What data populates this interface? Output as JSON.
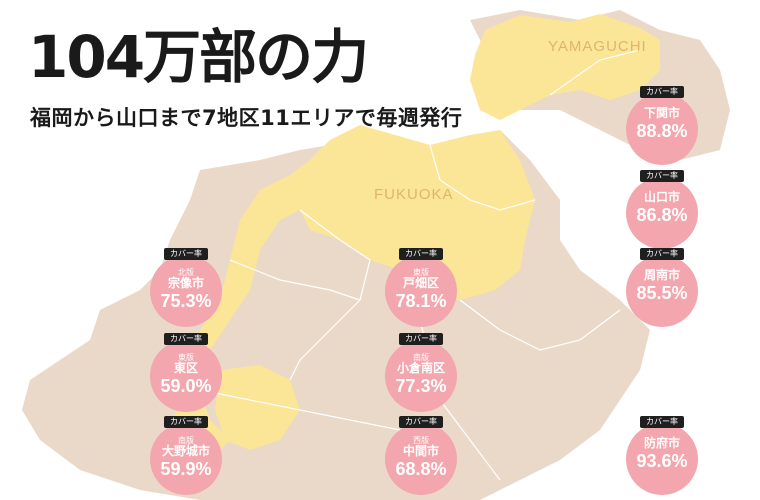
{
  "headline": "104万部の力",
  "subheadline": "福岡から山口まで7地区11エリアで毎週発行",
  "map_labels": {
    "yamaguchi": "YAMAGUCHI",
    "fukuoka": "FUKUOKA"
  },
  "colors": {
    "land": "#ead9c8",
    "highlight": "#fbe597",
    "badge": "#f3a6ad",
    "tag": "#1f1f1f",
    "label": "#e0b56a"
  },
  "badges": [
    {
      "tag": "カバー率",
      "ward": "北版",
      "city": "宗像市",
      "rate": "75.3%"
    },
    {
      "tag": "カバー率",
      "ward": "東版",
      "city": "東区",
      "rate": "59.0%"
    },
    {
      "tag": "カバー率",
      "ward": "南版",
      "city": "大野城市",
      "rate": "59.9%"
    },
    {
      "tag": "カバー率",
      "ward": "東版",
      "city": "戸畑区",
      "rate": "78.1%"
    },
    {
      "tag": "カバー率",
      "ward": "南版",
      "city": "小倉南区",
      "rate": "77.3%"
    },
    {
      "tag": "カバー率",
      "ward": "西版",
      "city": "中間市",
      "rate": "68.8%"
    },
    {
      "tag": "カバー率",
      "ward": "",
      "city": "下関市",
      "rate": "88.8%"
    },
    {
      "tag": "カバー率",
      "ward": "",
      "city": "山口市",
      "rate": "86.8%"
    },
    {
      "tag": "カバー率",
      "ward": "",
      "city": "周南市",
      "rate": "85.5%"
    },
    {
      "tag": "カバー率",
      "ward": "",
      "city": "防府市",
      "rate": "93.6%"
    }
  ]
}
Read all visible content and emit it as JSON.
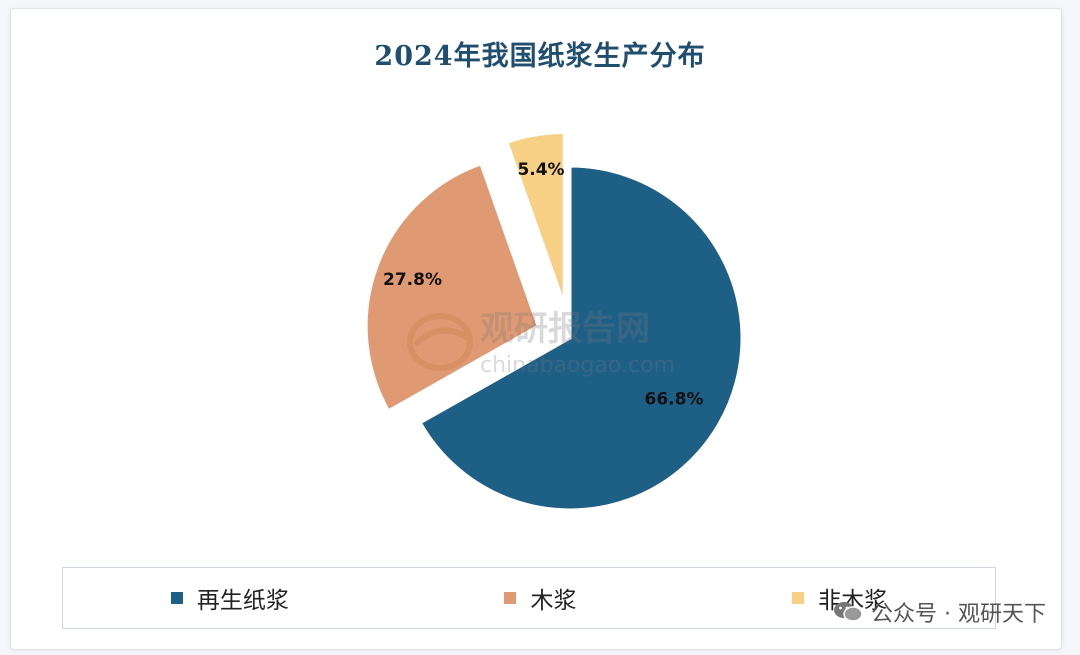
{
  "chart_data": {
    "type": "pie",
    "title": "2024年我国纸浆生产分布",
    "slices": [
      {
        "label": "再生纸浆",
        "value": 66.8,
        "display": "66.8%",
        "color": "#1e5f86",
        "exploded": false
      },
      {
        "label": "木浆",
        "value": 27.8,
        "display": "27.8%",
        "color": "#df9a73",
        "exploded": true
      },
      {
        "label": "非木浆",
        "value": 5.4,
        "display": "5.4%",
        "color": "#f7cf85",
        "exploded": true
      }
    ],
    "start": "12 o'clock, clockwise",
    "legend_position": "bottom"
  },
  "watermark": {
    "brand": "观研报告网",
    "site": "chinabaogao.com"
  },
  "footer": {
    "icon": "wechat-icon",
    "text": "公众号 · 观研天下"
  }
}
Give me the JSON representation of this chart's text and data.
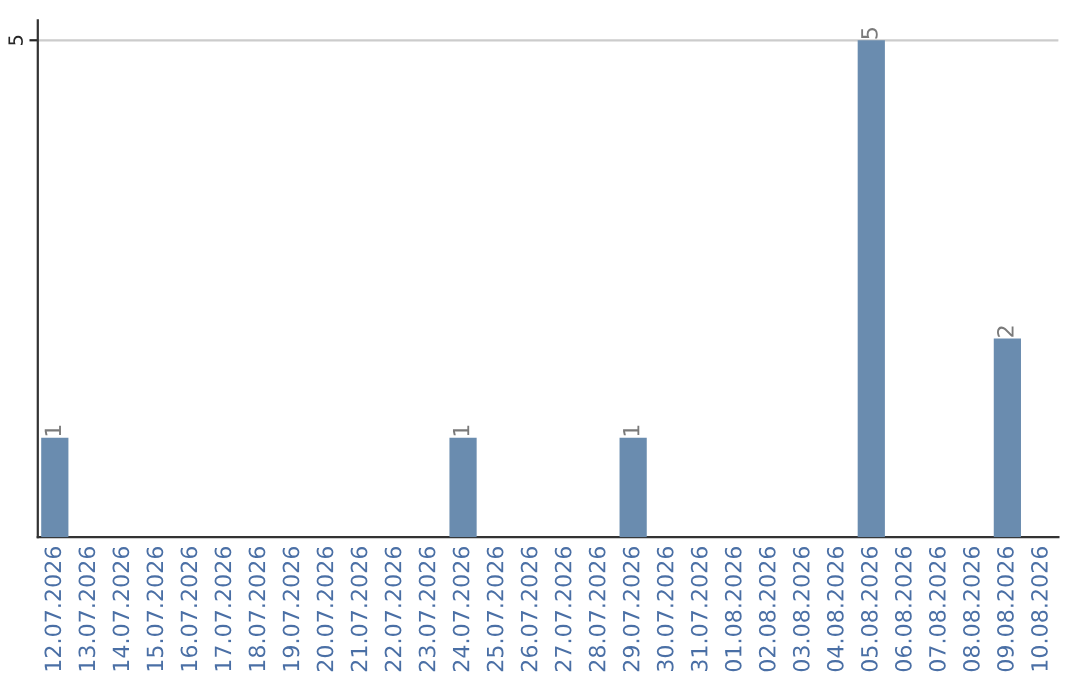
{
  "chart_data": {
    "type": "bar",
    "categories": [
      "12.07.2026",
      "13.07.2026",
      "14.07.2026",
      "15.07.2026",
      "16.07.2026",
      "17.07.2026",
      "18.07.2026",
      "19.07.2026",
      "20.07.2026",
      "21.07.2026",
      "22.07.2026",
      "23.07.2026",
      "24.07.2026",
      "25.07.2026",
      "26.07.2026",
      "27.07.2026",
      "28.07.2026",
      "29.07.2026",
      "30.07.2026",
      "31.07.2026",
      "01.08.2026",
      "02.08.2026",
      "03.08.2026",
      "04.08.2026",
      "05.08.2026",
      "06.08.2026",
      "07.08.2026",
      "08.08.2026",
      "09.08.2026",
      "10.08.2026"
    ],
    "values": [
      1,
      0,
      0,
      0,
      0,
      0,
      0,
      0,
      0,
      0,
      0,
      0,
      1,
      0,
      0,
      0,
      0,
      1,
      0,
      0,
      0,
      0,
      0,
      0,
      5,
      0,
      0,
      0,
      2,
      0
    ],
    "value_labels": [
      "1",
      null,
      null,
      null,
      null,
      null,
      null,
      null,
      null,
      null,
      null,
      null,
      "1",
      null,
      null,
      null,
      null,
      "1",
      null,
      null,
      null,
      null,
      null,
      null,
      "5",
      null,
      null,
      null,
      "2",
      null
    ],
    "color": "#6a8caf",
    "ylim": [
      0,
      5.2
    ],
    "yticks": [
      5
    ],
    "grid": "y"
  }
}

--

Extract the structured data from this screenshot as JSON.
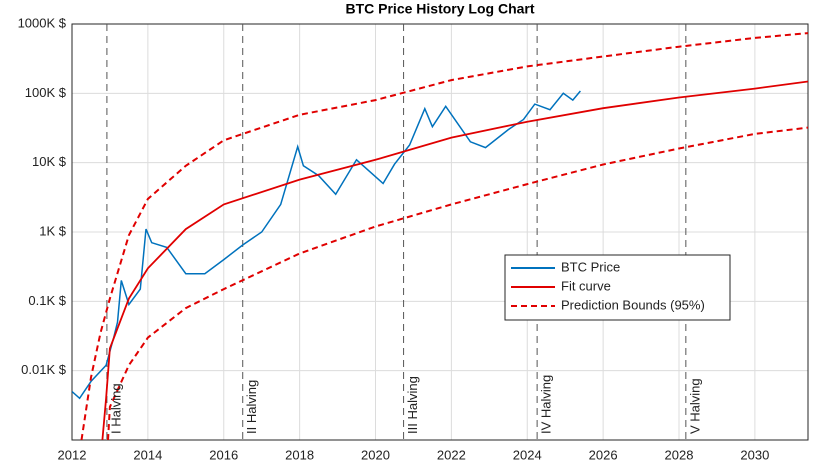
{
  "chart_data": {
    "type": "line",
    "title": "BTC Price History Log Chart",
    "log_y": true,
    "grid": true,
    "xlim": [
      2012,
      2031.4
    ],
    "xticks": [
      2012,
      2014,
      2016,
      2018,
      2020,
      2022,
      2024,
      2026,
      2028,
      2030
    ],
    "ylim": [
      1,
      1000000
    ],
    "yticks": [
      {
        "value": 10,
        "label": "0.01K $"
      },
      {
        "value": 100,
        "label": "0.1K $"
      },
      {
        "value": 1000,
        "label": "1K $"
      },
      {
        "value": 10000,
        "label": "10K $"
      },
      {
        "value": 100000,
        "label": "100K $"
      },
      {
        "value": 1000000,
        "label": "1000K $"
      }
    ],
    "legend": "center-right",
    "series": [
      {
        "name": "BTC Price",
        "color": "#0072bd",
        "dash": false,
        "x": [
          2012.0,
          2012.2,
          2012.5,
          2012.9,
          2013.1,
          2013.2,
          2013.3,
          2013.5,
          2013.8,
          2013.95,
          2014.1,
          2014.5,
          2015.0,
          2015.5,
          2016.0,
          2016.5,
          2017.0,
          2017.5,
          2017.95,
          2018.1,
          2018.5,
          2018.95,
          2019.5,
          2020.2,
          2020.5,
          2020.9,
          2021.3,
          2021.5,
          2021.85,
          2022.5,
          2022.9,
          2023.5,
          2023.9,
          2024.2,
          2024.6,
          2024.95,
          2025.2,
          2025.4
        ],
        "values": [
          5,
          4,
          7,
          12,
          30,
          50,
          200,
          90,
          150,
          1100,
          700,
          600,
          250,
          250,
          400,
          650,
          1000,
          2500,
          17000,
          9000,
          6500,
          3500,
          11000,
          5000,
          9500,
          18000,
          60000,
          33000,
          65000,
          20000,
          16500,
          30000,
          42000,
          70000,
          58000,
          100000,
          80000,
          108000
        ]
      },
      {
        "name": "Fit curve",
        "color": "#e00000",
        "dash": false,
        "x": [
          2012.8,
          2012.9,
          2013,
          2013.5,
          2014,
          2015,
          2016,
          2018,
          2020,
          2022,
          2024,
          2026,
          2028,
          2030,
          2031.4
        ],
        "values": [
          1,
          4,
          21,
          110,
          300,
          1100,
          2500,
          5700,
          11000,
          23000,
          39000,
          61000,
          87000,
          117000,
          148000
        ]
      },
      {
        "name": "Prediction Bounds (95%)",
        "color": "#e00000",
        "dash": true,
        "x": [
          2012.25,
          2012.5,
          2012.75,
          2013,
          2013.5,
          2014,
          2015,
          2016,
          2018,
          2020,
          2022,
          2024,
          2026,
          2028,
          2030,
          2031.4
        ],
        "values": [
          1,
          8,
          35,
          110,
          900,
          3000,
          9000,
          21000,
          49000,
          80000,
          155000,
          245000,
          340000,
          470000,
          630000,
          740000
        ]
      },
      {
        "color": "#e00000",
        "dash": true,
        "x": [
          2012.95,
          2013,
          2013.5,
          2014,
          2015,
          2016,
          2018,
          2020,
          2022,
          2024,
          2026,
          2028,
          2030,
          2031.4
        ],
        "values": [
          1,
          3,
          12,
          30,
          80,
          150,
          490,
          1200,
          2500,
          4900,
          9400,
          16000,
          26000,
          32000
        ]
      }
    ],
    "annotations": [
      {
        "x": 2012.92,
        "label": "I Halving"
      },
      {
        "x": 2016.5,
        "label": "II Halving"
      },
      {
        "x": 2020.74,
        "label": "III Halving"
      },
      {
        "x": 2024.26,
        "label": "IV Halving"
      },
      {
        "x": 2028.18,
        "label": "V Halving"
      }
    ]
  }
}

- Required work: Copy every single line of the material above that holds "name".

- Answer to the task:
        "name": "BTC Price",
        "name": "Fit curve",
        "name": "Prediction Bounds (95%)",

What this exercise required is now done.